CHALLENGE: Gather every line from the entries below that includes "public".

RECORDS PROVIDED:
........

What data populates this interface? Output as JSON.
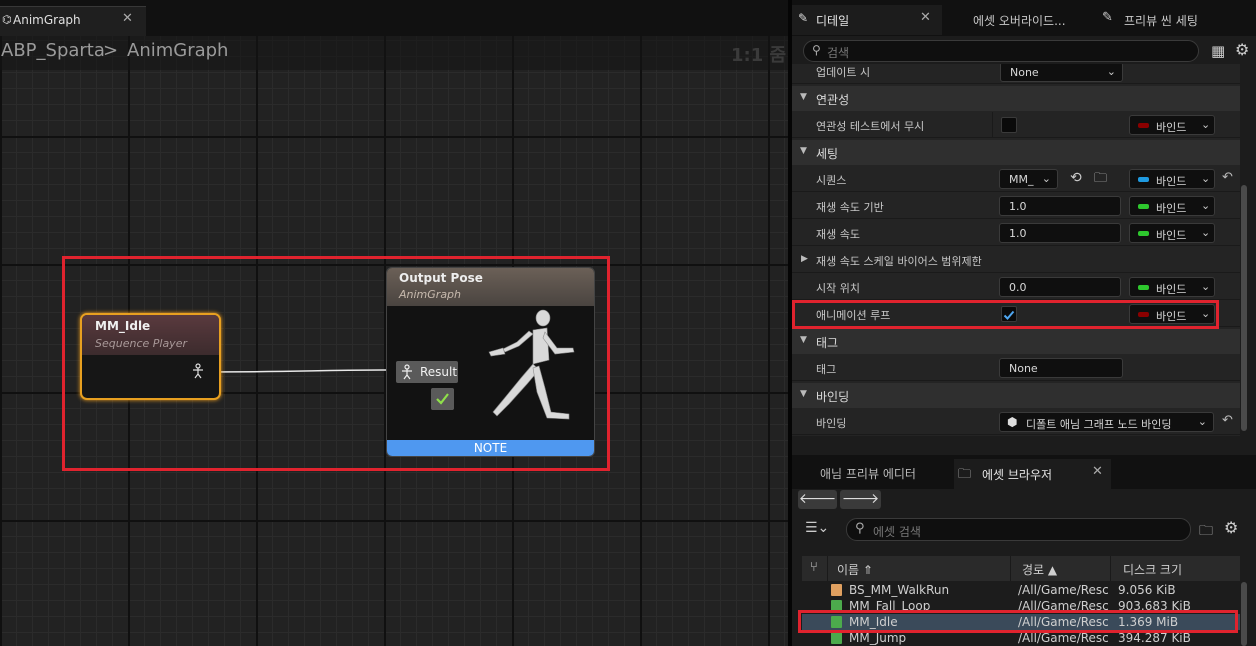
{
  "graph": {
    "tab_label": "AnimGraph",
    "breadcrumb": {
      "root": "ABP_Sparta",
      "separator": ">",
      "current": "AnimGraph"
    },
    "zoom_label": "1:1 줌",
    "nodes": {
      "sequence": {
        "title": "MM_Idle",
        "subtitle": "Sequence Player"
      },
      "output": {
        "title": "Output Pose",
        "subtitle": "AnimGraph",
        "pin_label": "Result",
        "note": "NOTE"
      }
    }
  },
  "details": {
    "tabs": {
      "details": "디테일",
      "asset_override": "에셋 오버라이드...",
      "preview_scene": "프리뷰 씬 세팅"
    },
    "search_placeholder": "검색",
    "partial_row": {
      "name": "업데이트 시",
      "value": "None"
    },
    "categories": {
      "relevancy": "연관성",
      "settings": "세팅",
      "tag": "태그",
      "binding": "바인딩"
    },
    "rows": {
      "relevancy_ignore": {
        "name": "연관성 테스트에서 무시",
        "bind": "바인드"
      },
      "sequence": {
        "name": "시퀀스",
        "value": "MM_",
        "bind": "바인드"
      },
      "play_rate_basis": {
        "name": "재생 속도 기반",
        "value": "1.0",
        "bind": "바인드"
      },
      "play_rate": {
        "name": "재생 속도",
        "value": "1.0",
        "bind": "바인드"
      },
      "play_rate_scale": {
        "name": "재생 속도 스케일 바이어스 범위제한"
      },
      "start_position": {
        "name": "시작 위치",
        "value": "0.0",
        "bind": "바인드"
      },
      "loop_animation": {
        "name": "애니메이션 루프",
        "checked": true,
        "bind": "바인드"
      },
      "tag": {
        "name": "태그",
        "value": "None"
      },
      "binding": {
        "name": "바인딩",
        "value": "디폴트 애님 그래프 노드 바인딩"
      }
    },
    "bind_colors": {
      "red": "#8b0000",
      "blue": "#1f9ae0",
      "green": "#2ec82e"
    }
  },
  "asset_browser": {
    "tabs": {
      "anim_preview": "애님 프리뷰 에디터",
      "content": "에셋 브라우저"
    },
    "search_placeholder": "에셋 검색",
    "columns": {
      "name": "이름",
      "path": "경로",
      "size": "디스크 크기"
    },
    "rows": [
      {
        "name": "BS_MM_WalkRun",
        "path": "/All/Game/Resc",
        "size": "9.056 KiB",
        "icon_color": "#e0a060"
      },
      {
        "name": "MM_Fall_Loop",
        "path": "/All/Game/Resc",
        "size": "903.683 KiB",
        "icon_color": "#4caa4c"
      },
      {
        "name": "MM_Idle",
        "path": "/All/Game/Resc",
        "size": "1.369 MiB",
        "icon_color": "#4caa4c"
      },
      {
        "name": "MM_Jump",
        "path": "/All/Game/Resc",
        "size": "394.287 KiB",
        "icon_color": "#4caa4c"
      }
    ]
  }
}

........

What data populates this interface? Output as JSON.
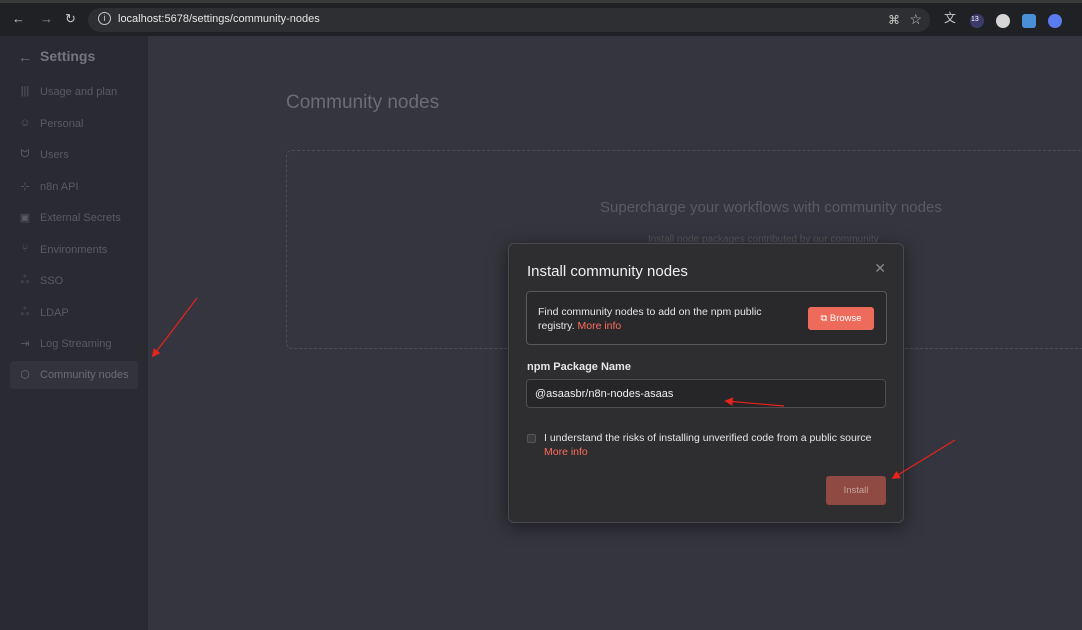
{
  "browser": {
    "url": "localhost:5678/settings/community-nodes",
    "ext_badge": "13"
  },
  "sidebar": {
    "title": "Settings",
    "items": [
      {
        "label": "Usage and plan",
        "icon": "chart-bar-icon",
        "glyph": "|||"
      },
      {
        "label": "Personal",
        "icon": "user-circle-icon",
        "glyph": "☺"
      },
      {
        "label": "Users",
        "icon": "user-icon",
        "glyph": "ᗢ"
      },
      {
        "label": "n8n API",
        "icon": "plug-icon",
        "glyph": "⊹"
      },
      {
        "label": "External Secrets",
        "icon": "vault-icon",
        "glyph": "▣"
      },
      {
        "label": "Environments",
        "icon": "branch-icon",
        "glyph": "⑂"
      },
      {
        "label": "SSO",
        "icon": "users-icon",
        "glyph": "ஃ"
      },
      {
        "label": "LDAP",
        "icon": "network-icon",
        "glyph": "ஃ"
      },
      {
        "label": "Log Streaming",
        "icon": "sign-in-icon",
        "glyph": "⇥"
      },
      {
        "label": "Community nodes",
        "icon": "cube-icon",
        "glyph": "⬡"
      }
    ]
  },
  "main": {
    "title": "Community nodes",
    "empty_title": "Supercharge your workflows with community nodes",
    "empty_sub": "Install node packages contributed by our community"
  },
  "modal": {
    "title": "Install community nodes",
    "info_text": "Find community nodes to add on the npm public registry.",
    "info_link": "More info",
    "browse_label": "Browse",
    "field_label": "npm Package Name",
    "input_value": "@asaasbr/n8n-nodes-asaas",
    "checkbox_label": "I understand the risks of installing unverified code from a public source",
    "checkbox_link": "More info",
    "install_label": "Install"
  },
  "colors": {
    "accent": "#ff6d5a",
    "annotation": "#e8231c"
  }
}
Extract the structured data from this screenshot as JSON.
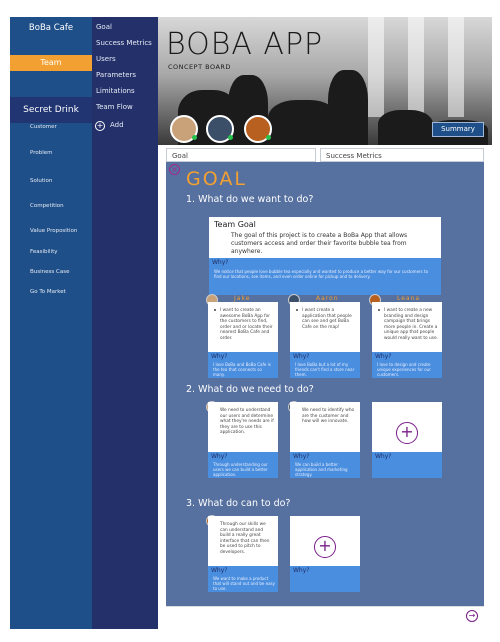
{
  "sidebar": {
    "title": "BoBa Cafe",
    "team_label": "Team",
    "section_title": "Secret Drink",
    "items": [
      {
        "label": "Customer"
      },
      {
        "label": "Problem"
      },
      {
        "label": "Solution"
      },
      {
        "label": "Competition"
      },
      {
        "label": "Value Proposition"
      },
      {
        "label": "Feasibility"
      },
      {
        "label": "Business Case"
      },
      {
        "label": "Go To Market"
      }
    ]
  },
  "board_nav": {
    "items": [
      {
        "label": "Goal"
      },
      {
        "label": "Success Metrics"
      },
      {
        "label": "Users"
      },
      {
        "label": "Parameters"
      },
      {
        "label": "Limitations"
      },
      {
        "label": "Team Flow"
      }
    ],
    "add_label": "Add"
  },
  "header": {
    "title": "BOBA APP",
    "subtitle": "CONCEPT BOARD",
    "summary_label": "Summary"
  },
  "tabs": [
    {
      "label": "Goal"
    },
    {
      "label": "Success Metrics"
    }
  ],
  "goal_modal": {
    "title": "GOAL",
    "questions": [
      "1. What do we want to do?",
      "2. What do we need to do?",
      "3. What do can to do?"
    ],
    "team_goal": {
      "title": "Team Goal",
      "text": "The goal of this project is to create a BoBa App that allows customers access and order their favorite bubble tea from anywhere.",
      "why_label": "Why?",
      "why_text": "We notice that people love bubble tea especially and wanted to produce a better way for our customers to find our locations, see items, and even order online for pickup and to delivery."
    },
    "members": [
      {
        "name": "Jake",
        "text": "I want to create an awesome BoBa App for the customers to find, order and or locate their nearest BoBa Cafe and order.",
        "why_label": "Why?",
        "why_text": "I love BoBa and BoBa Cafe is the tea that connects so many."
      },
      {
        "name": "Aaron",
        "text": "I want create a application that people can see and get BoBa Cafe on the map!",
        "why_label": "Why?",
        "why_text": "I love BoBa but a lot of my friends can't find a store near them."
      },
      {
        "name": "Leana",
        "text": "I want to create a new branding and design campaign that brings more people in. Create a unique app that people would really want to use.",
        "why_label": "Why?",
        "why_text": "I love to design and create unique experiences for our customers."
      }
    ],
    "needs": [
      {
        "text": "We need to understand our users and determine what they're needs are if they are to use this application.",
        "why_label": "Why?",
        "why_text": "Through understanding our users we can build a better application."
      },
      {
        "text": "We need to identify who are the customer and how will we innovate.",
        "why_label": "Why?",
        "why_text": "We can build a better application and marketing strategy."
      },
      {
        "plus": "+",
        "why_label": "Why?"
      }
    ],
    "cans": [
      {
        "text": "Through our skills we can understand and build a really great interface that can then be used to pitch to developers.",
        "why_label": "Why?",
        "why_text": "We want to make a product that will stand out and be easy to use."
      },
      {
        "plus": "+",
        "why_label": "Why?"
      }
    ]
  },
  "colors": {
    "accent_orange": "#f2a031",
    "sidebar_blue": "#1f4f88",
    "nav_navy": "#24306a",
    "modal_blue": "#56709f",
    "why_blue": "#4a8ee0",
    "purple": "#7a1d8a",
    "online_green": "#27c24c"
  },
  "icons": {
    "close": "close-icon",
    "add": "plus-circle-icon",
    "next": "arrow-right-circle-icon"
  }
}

........

OUTPUT FOR THIS TASK:
    "info_text": "Find community nodes to add on the npm public registry.",
    "checkbox_label": "I understand the risks of installing unverified code from a public source",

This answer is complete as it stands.